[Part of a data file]

** begin **

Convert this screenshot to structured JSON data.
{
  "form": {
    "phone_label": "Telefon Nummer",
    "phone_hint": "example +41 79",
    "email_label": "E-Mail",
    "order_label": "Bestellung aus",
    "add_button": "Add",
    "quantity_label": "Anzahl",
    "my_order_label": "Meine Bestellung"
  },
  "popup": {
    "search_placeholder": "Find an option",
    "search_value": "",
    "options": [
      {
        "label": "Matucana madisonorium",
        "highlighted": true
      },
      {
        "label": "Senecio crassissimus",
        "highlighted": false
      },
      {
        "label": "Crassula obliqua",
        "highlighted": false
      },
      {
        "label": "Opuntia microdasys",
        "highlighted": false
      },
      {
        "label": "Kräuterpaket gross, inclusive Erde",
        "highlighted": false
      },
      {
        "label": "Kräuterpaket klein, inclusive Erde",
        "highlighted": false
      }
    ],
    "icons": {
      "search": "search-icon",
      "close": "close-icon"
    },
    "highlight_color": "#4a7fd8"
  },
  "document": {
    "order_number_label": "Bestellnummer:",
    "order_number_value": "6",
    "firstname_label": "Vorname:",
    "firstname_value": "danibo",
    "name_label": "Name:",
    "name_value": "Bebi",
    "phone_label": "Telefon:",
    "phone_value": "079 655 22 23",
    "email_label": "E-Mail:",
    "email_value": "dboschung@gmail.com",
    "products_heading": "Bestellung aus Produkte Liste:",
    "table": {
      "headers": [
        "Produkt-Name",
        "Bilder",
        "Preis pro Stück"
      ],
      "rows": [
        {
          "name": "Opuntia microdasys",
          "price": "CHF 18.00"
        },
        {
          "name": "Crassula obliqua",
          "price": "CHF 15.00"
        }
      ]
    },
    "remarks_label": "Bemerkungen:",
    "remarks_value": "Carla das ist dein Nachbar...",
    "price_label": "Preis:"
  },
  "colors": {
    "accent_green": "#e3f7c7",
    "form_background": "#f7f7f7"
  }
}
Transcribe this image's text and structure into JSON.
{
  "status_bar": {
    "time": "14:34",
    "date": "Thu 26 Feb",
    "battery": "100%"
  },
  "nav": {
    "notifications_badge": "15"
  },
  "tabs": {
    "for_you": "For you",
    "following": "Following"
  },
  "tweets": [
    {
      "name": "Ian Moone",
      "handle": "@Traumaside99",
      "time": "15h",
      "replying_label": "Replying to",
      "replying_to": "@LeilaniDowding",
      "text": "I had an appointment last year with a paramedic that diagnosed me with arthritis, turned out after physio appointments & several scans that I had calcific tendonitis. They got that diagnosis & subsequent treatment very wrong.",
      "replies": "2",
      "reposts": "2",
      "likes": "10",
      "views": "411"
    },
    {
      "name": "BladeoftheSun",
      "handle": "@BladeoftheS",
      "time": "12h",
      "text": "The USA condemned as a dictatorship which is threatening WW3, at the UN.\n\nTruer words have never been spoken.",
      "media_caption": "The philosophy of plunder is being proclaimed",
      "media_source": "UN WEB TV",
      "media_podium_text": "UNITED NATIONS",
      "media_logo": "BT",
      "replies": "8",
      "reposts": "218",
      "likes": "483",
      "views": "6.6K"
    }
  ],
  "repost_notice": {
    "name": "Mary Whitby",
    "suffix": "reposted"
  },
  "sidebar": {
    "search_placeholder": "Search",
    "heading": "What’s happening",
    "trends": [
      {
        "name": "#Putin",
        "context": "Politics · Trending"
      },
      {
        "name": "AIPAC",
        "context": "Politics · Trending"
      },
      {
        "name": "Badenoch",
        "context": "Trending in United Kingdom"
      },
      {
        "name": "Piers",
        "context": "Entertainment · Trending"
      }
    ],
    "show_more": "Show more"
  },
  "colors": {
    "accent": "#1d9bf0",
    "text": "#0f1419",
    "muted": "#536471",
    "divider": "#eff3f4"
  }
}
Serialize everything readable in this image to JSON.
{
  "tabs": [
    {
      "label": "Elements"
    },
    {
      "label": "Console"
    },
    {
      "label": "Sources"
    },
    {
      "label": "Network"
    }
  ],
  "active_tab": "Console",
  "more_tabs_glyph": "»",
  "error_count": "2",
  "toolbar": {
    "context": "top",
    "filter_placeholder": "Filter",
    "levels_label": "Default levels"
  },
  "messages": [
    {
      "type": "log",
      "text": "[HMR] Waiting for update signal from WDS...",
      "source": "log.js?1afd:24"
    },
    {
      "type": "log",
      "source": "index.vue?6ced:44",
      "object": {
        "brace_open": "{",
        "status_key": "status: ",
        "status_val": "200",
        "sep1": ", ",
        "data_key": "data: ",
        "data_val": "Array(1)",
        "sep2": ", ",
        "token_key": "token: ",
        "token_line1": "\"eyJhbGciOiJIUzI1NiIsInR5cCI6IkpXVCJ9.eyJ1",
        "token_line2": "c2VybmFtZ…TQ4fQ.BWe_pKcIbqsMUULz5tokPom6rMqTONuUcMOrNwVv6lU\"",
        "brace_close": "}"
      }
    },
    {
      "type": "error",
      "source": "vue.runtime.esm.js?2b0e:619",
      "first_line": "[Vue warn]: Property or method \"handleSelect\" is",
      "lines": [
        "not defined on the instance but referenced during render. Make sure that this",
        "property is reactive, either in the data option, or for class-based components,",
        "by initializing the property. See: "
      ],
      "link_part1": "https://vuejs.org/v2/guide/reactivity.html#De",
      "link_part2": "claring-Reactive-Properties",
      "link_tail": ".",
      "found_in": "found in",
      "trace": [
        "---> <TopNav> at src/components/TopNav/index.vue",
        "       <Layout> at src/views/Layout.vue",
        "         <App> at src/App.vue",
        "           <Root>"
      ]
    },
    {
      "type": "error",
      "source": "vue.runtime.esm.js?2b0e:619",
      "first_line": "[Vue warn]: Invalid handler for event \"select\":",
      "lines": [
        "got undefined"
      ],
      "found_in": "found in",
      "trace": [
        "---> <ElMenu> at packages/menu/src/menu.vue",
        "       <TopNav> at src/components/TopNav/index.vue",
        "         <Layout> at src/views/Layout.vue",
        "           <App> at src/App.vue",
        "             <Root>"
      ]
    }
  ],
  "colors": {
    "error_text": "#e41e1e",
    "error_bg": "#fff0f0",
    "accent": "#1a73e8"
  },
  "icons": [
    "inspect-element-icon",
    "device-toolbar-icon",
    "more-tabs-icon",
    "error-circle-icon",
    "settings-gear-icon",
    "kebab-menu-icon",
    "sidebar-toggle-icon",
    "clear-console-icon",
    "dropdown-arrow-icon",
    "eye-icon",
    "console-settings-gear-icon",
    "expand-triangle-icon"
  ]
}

** end **

**Task prompt**
Extract every line above that contains the word "Kräuterpaket".

**Full answer**
        "label": "Kräuterpaket gross, inclusive Erde",
        "label": "Kräuterpaket klein, inclusive Erde",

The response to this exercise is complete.